_WHAT YOU SHOULD DO_: Every entry needs to be duplicated exactly.

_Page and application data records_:
-- Opening Marker --

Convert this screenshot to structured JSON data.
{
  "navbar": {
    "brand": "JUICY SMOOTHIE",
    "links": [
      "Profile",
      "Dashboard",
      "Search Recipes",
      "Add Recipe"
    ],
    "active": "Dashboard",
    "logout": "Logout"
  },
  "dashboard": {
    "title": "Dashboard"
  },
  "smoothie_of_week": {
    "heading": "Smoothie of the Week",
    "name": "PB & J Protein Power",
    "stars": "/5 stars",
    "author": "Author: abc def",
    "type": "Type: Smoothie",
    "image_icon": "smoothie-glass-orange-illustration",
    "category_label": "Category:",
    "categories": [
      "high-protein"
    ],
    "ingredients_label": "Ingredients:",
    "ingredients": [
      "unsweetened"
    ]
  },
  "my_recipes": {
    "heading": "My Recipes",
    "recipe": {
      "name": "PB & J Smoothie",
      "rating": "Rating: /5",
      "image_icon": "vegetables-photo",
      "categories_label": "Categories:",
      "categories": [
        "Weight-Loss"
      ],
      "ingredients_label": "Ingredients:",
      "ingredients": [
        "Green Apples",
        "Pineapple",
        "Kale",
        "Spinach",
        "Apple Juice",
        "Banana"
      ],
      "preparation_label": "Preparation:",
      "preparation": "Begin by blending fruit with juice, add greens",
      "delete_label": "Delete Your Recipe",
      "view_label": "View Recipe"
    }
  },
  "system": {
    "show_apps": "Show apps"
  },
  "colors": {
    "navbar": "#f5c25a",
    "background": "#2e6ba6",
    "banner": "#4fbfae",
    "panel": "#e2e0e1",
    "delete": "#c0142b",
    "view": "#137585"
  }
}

-- Closing Marker --

_PROBLEM SOLUTION_:
Convert this screenshot to structured JSON data.
{
  "navbar": {
    "brand": "JUICY SMOOTHIE",
    "links": [
      "Profile",
      "Dashboard",
      "Search Recipes",
      "Add Recipe"
    ],
    "active": "Dashboard",
    "logout": "Logout"
  },
  "dashboard": {
    "title": "Dashboard"
  },
  "smoothie_of_week": {
    "heading": "Smoothie of the Week",
    "name": "PB & J Protein Power",
    "stars": "/5 stars",
    "author": "Author: abc def",
    "type": "Type: Smoothie",
    "image_icon": "smoothie-glass-orange-illustration",
    "category_label": "Category:",
    "categories": [
      "high-protein"
    ],
    "ingredients_label": "Ingredients:",
    "ingredients": [
      "unsweetened"
    ]
  },
  "my_recipes": {
    "heading": "My Recipes",
    "recipe": {
      "name": "PB & J Smoothie",
      "rating": "Rating: /5",
      "image_icon": "vegetables-photo",
      "categories_label": "Categories:",
      "categories": [
        "Weight-Loss"
      ],
      "ingredients_label": "Ingredients:",
      "ingredients": [
        "Green Apples",
        "Pineapple",
        "Kale",
        "Spinach",
        "Apple Juice",
        "Banana"
      ],
      "preparation_label": "Preparation:",
      "preparation": "Begin by blending fruit with juice, add greens",
      "delete_label": "Delete Your Recipe",
      "view_label": "View Recipe"
    }
  },
  "system": {
    "show_apps": "Show apps"
  },
  "colors": {
    "navbar": "#f5c25a",
    "background": "#2e6ba6",
    "banner": "#4fbfae",
    "panel": "#e2e0e1",
    "delete": "#c0142b",
    "view": "#137585"
  }
}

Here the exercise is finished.